# [Text section]
┌──

MrsCakesPremonition · 12/11/2013 11:47

I don't think that schools want children to be unhappy. I think a lot of teachers are genuinely caring.
But my personal experience of school (as an organisation) is that it is indifferent to the emotional well-being of students unless that impacts on either academic achievement (ie. a student was going to start failing exams) or behaviour (ie. impacting teachers through misbehaviour). Outside those two areas of concern - well, the students were left to get on with it.

I try not to let this colour my DCs experience of school - but that is a concious effort.

SeeYouNT · 12/11/2013 14:03

op yanbu tbh

it worries me to death and my 2 are only 4 and 7. its the oldest one i worry about the most as he is already "quirky" and he is quiet and shy. he is a lovely, sweet, kind boy but generally those qualities are not what make children popular. he has already had incidents where he has been hit and bullied :( and the teachers did fuck all ....ds is a lot like me at that age and secondary school was hell for me and it still affects me now in some ways. and i went in the 90's so not even that long ago.

└──

# [The problem]
Copy the stretch of the forum thread on school from "it worries me" through "that long ago.", swapping "secondary school" for "high school".

# [Stored data]
┌──

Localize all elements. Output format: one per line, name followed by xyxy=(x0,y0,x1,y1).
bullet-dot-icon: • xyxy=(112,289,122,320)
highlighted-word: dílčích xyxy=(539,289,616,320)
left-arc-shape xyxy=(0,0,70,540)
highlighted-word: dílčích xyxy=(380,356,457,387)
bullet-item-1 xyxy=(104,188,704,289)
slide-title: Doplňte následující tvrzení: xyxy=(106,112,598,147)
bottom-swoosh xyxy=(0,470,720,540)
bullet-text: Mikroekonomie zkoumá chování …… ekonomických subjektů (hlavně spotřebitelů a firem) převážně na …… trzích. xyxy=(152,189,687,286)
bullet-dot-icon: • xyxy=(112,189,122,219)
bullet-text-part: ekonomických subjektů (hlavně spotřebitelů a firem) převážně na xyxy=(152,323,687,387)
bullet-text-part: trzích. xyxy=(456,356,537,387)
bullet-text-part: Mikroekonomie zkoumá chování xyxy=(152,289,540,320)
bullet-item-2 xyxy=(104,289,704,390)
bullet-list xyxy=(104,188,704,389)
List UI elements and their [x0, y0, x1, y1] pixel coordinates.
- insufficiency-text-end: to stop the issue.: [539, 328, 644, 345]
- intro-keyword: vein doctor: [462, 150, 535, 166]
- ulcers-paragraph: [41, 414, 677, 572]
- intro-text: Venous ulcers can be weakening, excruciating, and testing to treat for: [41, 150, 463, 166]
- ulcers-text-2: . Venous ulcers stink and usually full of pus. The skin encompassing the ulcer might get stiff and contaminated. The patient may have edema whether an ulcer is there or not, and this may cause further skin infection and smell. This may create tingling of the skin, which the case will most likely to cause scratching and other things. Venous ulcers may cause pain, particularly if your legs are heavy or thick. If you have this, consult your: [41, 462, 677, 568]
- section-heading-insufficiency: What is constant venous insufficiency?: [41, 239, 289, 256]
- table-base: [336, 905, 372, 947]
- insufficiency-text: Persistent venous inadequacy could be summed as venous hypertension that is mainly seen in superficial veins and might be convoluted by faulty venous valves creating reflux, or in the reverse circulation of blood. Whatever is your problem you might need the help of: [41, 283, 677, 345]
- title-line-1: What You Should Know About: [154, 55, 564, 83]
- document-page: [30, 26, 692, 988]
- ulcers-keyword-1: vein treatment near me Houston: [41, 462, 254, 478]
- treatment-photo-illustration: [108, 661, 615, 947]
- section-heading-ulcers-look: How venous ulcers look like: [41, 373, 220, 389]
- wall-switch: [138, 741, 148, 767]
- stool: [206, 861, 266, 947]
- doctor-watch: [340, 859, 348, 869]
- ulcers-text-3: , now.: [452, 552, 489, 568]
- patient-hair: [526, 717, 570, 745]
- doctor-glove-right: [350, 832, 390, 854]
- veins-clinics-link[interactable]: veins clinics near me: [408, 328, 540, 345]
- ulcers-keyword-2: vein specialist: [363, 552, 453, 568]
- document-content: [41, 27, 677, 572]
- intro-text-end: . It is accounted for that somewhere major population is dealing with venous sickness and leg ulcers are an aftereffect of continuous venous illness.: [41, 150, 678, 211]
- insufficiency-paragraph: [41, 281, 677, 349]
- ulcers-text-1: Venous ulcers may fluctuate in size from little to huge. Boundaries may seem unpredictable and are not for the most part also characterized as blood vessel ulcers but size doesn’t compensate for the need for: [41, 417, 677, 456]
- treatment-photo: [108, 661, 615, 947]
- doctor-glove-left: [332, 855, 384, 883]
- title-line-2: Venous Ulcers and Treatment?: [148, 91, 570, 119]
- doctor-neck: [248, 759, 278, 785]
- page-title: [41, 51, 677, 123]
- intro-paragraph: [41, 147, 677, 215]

└──

# [Response]
it worries me to death and my 2 are only 4 and 7. its the oldest one i worry about the most as he is already "quirky" and he is quiet and shy. he is a lovely, sweet, kind boy but generally those qualities are not what make children popular. he has already had incidents where he has been hit and bullied :( and the teachers did fuck all ....ds is a lot like me at that age and high school was hell for me and it still affects me now in some ways. and i went in the 90's so not even that long ago.